PROBLEM STATEMENT: Retype all material exactly. Pictures stay out of the copy.

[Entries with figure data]
>>

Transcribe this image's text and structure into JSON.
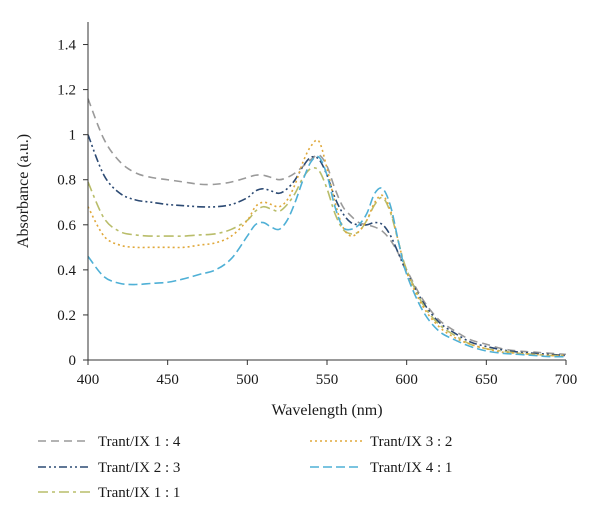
{
  "chart_data": {
    "type": "line",
    "xlabel": "Wavelength (nm)",
    "ylabel": "Absorbance (a.u.)",
    "xlim": [
      400,
      700
    ],
    "ylim": [
      0,
      1.5
    ],
    "xticks": [
      400,
      450,
      500,
      550,
      600,
      650,
      700
    ],
    "xtick_labels": [
      "400",
      "450",
      "500",
      "550",
      "600",
      "650",
      "700"
    ],
    "yticks": [
      0,
      0.2,
      0.4,
      0.6,
      0.8,
      1.0,
      1.2,
      1.4
    ],
    "ytick_labels": [
      "0",
      "0.2",
      "0.4",
      "0.6",
      "0.8",
      "1",
      "1.2",
      "1.4"
    ],
    "grid": false,
    "legend_position": "bottom",
    "series": [
      {
        "name": "Trant/IX 1 : 4",
        "color": "#9a9a9a",
        "dash": "dashed",
        "x": [
          400,
          410,
          420,
          430,
          440,
          450,
          460,
          470,
          480,
          490,
          500,
          505,
          510,
          515,
          520,
          525,
          530,
          535,
          540,
          545,
          550,
          555,
          560,
          565,
          570,
          575,
          580,
          585,
          590,
          595,
          600,
          610,
          620,
          630,
          640,
          650,
          660,
          670,
          680,
          690,
          700
        ],
        "y": [
          1.16,
          0.98,
          0.88,
          0.83,
          0.81,
          0.8,
          0.79,
          0.78,
          0.78,
          0.79,
          0.81,
          0.82,
          0.82,
          0.81,
          0.8,
          0.81,
          0.83,
          0.86,
          0.89,
          0.91,
          0.86,
          0.76,
          0.68,
          0.64,
          0.61,
          0.6,
          0.59,
          0.57,
          0.53,
          0.47,
          0.4,
          0.27,
          0.18,
          0.13,
          0.09,
          0.07,
          0.05,
          0.04,
          0.035,
          0.03,
          0.025
        ]
      },
      {
        "name": "Trant/IX 2 : 3",
        "color": "#2c4a73",
        "dash": "dash-dot-dot",
        "x": [
          400,
          410,
          420,
          430,
          440,
          450,
          460,
          470,
          480,
          490,
          500,
          505,
          510,
          515,
          520,
          525,
          530,
          535,
          540,
          545,
          550,
          555,
          560,
          565,
          570,
          575,
          580,
          585,
          590,
          595,
          600,
          610,
          620,
          630,
          640,
          650,
          660,
          670,
          680,
          690,
          700
        ],
        "y": [
          1.0,
          0.82,
          0.74,
          0.71,
          0.7,
          0.69,
          0.685,
          0.68,
          0.68,
          0.69,
          0.72,
          0.75,
          0.76,
          0.75,
          0.74,
          0.76,
          0.8,
          0.86,
          0.9,
          0.89,
          0.82,
          0.72,
          0.65,
          0.61,
          0.6,
          0.6,
          0.61,
          0.6,
          0.55,
          0.47,
          0.39,
          0.26,
          0.17,
          0.12,
          0.08,
          0.06,
          0.045,
          0.035,
          0.03,
          0.025,
          0.02
        ]
      },
      {
        "name": "Trant/IX 1 : 1",
        "color": "#b9bd6a",
        "dash": "dash-dot",
        "x": [
          400,
          410,
          420,
          430,
          440,
          450,
          460,
          470,
          480,
          490,
          500,
          505,
          510,
          515,
          520,
          525,
          530,
          535,
          540,
          545,
          550,
          555,
          560,
          565,
          570,
          575,
          580,
          585,
          590,
          595,
          600,
          610,
          620,
          630,
          640,
          650,
          660,
          670,
          680,
          690,
          700
        ],
        "y": [
          0.79,
          0.63,
          0.57,
          0.555,
          0.55,
          0.55,
          0.55,
          0.555,
          0.56,
          0.58,
          0.62,
          0.66,
          0.68,
          0.67,
          0.66,
          0.69,
          0.74,
          0.81,
          0.85,
          0.84,
          0.76,
          0.65,
          0.58,
          0.56,
          0.57,
          0.62,
          0.69,
          0.72,
          0.65,
          0.52,
          0.4,
          0.25,
          0.16,
          0.11,
          0.07,
          0.05,
          0.04,
          0.03,
          0.025,
          0.02,
          0.02
        ]
      },
      {
        "name": "Trant/IX 3 : 2",
        "color": "#e0a83a",
        "dash": "dotted",
        "x": [
          400,
          410,
          420,
          430,
          440,
          450,
          460,
          470,
          480,
          490,
          500,
          505,
          510,
          515,
          520,
          525,
          530,
          535,
          540,
          545,
          550,
          555,
          560,
          565,
          570,
          575,
          580,
          585,
          590,
          595,
          600,
          610,
          620,
          630,
          640,
          650,
          660,
          670,
          680,
          690,
          700
        ],
        "y": [
          0.68,
          0.55,
          0.51,
          0.5,
          0.5,
          0.5,
          0.5,
          0.51,
          0.52,
          0.55,
          0.62,
          0.68,
          0.7,
          0.69,
          0.68,
          0.71,
          0.78,
          0.88,
          0.95,
          0.97,
          0.85,
          0.7,
          0.59,
          0.55,
          0.57,
          0.62,
          0.7,
          0.73,
          0.66,
          0.52,
          0.39,
          0.24,
          0.15,
          0.1,
          0.07,
          0.05,
          0.035,
          0.03,
          0.025,
          0.02,
          0.02
        ]
      },
      {
        "name": "Trant/IX 4 : 1",
        "color": "#4fb0d6",
        "dash": "long-dash",
        "x": [
          400,
          410,
          420,
          430,
          440,
          450,
          460,
          470,
          480,
          490,
          500,
          505,
          510,
          515,
          520,
          525,
          530,
          535,
          540,
          545,
          550,
          555,
          560,
          565,
          570,
          575,
          580,
          585,
          590,
          595,
          600,
          610,
          620,
          630,
          640,
          650,
          660,
          670,
          680,
          690,
          700
        ],
        "y": [
          0.46,
          0.37,
          0.34,
          0.335,
          0.34,
          0.345,
          0.36,
          0.38,
          0.4,
          0.45,
          0.55,
          0.6,
          0.61,
          0.59,
          0.58,
          0.62,
          0.7,
          0.8,
          0.88,
          0.9,
          0.82,
          0.68,
          0.59,
          0.58,
          0.6,
          0.65,
          0.74,
          0.76,
          0.68,
          0.52,
          0.38,
          0.22,
          0.13,
          0.09,
          0.06,
          0.04,
          0.03,
          0.025,
          0.02,
          0.015,
          0.015
        ]
      }
    ],
    "legend_layout": [
      {
        "series": 0,
        "column": 0,
        "row": 0
      },
      {
        "series": 3,
        "column": 1,
        "row": 0
      },
      {
        "series": 1,
        "column": 0,
        "row": 1
      },
      {
        "series": 4,
        "column": 1,
        "row": 1
      },
      {
        "series": 2,
        "column": 0,
        "row": 2
      }
    ]
  }
}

<<

WRITTEN SOLUTION:
Transcribe this image's text and structure into JSON.
{
  "chart_data": {
    "type": "line",
    "xlabel": "Wavelength (nm)",
    "ylabel": "Absorbance (a.u.)",
    "xlim": [
      400,
      700
    ],
    "ylim": [
      0,
      1.5
    ],
    "xticks": [
      400,
      450,
      500,
      550,
      600,
      650,
      700
    ],
    "xtick_labels": [
      "400",
      "450",
      "500",
      "550",
      "600",
      "650",
      "700"
    ],
    "yticks": [
      0,
      0.2,
      0.4,
      0.6,
      0.8,
      1.0,
      1.2,
      1.4
    ],
    "ytick_labels": [
      "0",
      "0.2",
      "0.4",
      "0.6",
      "0.8",
      "1",
      "1.2",
      "1.4"
    ],
    "grid": false,
    "legend_position": "bottom",
    "series": [
      {
        "name": "Trant/IX 1 : 4",
        "color": "#9a9a9a",
        "dash": "dashed",
        "x": [
          400,
          410,
          420,
          430,
          440,
          450,
          460,
          470,
          480,
          490,
          500,
          505,
          510,
          515,
          520,
          525,
          530,
          535,
          540,
          545,
          550,
          555,
          560,
          565,
          570,
          575,
          580,
          585,
          590,
          595,
          600,
          610,
          620,
          630,
          640,
          650,
          660,
          670,
          680,
          690,
          700
        ],
        "y": [
          1.16,
          0.98,
          0.88,
          0.83,
          0.81,
          0.8,
          0.79,
          0.78,
          0.78,
          0.79,
          0.81,
          0.82,
          0.82,
          0.81,
          0.8,
          0.81,
          0.83,
          0.86,
          0.89,
          0.91,
          0.86,
          0.76,
          0.68,
          0.64,
          0.61,
          0.6,
          0.59,
          0.57,
          0.53,
          0.47,
          0.4,
          0.27,
          0.18,
          0.13,
          0.09,
          0.07,
          0.05,
          0.04,
          0.035,
          0.03,
          0.025
        ]
      },
      {
        "name": "Trant/IX 2 : 3",
        "color": "#2c4a73",
        "dash": "dash-dot-dot",
        "x": [
          400,
          410,
          420,
          430,
          440,
          450,
          460,
          470,
          480,
          490,
          500,
          505,
          510,
          515,
          520,
          525,
          530,
          535,
          540,
          545,
          550,
          555,
          560,
          565,
          570,
          575,
          580,
          585,
          590,
          595,
          600,
          610,
          620,
          630,
          640,
          650,
          660,
          670,
          680,
          690,
          700
        ],
        "y": [
          1.0,
          0.82,
          0.74,
          0.71,
          0.7,
          0.69,
          0.685,
          0.68,
          0.68,
          0.69,
          0.72,
          0.75,
          0.76,
          0.75,
          0.74,
          0.76,
          0.8,
          0.86,
          0.9,
          0.89,
          0.82,
          0.72,
          0.65,
          0.61,
          0.6,
          0.6,
          0.61,
          0.6,
          0.55,
          0.47,
          0.39,
          0.26,
          0.17,
          0.12,
          0.08,
          0.06,
          0.045,
          0.035,
          0.03,
          0.025,
          0.02
        ]
      },
      {
        "name": "Trant/IX 1 : 1",
        "color": "#b9bd6a",
        "dash": "dash-dot",
        "x": [
          400,
          410,
          420,
          430,
          440,
          450,
          460,
          470,
          480,
          490,
          500,
          505,
          510,
          515,
          520,
          525,
          530,
          535,
          540,
          545,
          550,
          555,
          560,
          565,
          570,
          575,
          580,
          585,
          590,
          595,
          600,
          610,
          620,
          630,
          640,
          650,
          660,
          670,
          680,
          690,
          700
        ],
        "y": [
          0.79,
          0.63,
          0.57,
          0.555,
          0.55,
          0.55,
          0.55,
          0.555,
          0.56,
          0.58,
          0.62,
          0.66,
          0.68,
          0.67,
          0.66,
          0.69,
          0.74,
          0.81,
          0.85,
          0.84,
          0.76,
          0.65,
          0.58,
          0.56,
          0.57,
          0.62,
          0.69,
          0.72,
          0.65,
          0.52,
          0.4,
          0.25,
          0.16,
          0.11,
          0.07,
          0.05,
          0.04,
          0.03,
          0.025,
          0.02,
          0.02
        ]
      },
      {
        "name": "Trant/IX 3 : 2",
        "color": "#e0a83a",
        "dash": "dotted",
        "x": [
          400,
          410,
          420,
          430,
          440,
          450,
          460,
          470,
          480,
          490,
          500,
          505,
          510,
          515,
          520,
          525,
          530,
          535,
          540,
          545,
          550,
          555,
          560,
          565,
          570,
          575,
          580,
          585,
          590,
          595,
          600,
          610,
          620,
          630,
          640,
          650,
          660,
          670,
          680,
          690,
          700
        ],
        "y": [
          0.68,
          0.55,
          0.51,
          0.5,
          0.5,
          0.5,
          0.5,
          0.51,
          0.52,
          0.55,
          0.62,
          0.68,
          0.7,
          0.69,
          0.68,
          0.71,
          0.78,
          0.88,
          0.95,
          0.97,
          0.85,
          0.7,
          0.59,
          0.55,
          0.57,
          0.62,
          0.7,
          0.73,
          0.66,
          0.52,
          0.39,
          0.24,
          0.15,
          0.1,
          0.07,
          0.05,
          0.035,
          0.03,
          0.025,
          0.02,
          0.02
        ]
      },
      {
        "name": "Trant/IX 4 : 1",
        "color": "#4fb0d6",
        "dash": "long-dash",
        "x": [
          400,
          410,
          420,
          430,
          440,
          450,
          460,
          470,
          480,
          490,
          500,
          505,
          510,
          515,
          520,
          525,
          530,
          535,
          540,
          545,
          550,
          555,
          560,
          565,
          570,
          575,
          580,
          585,
          590,
          595,
          600,
          610,
          620,
          630,
          640,
          650,
          660,
          670,
          680,
          690,
          700
        ],
        "y": [
          0.46,
          0.37,
          0.34,
          0.335,
          0.34,
          0.345,
          0.36,
          0.38,
          0.4,
          0.45,
          0.55,
          0.6,
          0.61,
          0.59,
          0.58,
          0.62,
          0.7,
          0.8,
          0.88,
          0.9,
          0.82,
          0.68,
          0.59,
          0.58,
          0.6,
          0.65,
          0.74,
          0.76,
          0.68,
          0.52,
          0.38,
          0.22,
          0.13,
          0.09,
          0.06,
          0.04,
          0.03,
          0.025,
          0.02,
          0.015,
          0.015
        ]
      }
    ],
    "legend_layout": [
      {
        "series": 0,
        "column": 0,
        "row": 0
      },
      {
        "series": 3,
        "column": 1,
        "row": 0
      },
      {
        "series": 1,
        "column": 0,
        "row": 1
      },
      {
        "series": 4,
        "column": 1,
        "row": 1
      },
      {
        "series": 2,
        "column": 0,
        "row": 2
      }
    ]
  }
}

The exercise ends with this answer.